§ Stored records:
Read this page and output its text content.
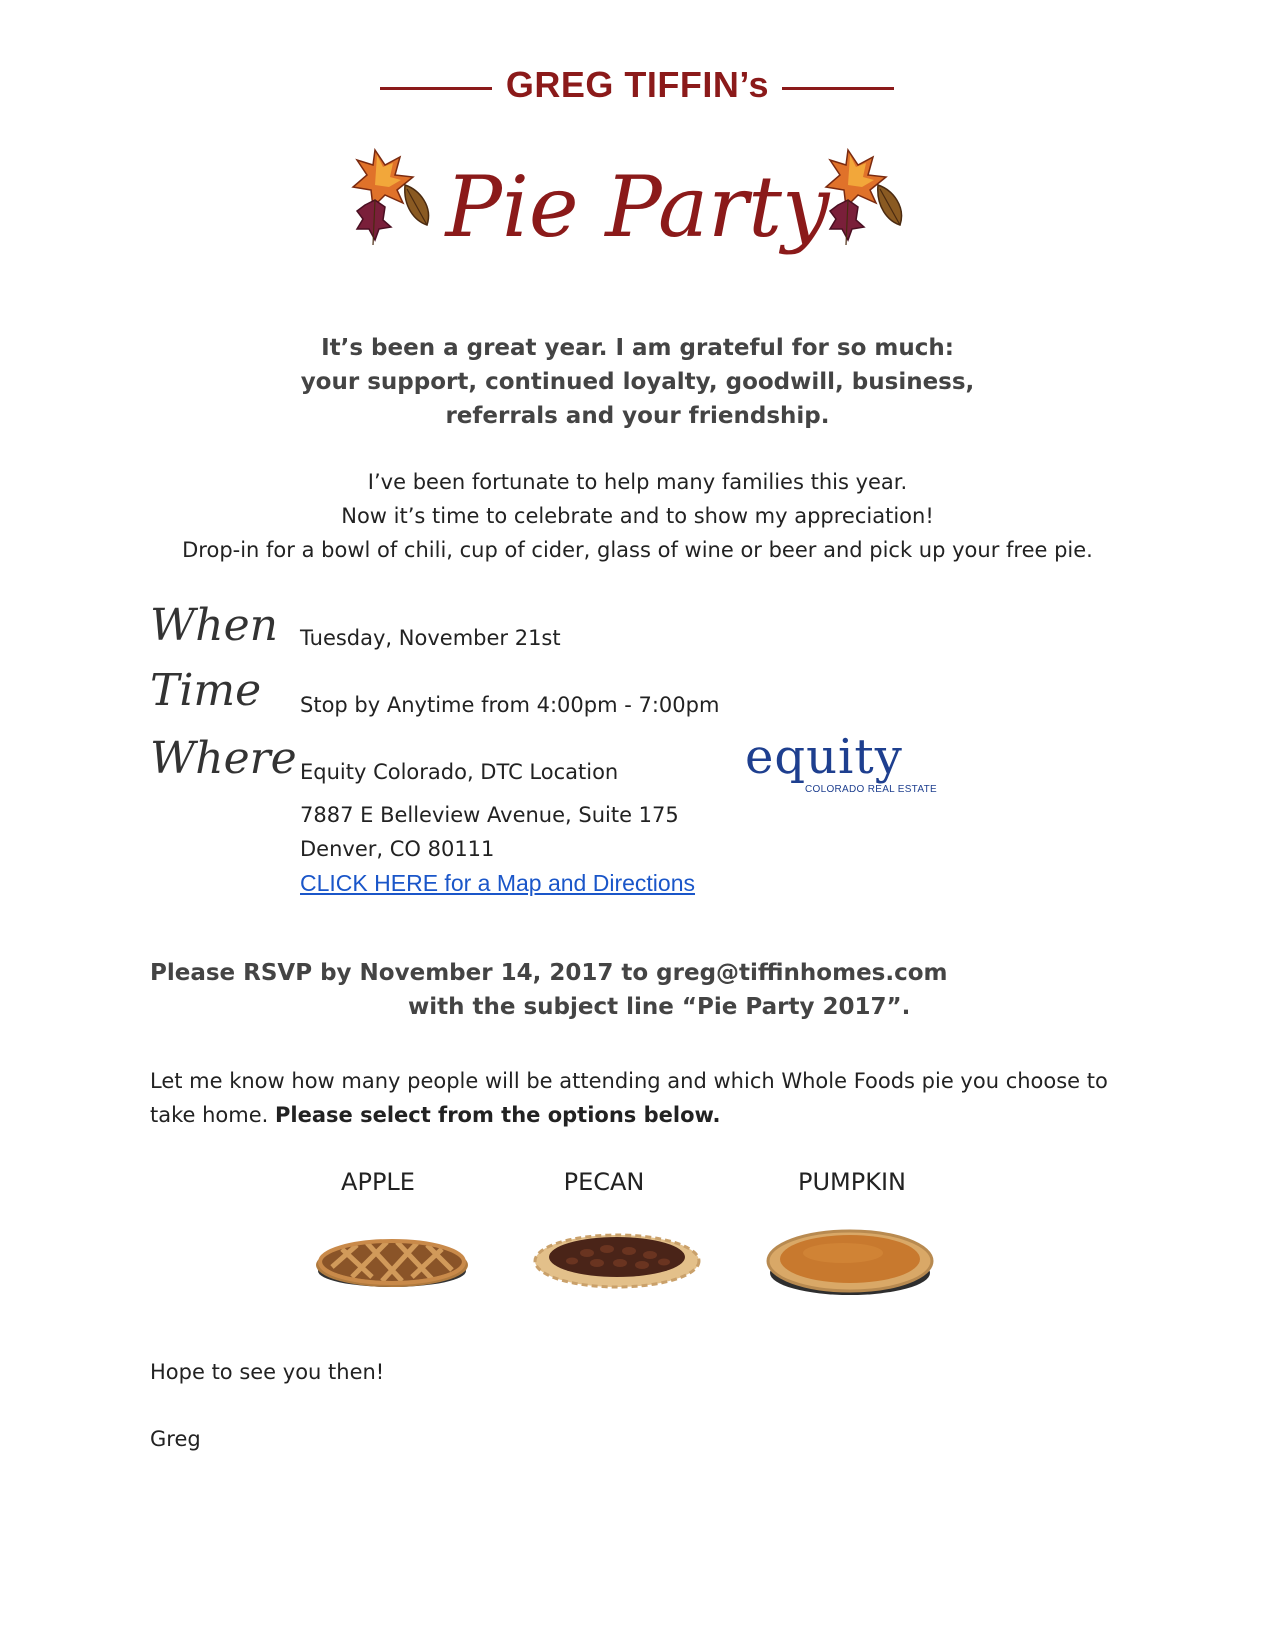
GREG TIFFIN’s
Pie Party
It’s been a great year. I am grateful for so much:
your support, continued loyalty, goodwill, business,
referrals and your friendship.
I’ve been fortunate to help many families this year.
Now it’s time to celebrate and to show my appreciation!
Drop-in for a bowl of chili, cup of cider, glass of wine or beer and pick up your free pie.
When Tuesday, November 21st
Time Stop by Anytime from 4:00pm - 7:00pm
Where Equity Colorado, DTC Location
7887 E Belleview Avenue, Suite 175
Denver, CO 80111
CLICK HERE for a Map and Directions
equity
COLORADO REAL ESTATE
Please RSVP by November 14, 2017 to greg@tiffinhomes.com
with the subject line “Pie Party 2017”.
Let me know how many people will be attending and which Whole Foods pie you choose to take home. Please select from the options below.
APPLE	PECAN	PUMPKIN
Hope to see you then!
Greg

§ What to do: Find each line that has the word "from", then copy it out.

§ Written response:
Time Stop by Anytime from 4:00pm - 7:00pm
Let me know how many people will be attending and which Whole Foods pie you choose to take home. Please select from the options below.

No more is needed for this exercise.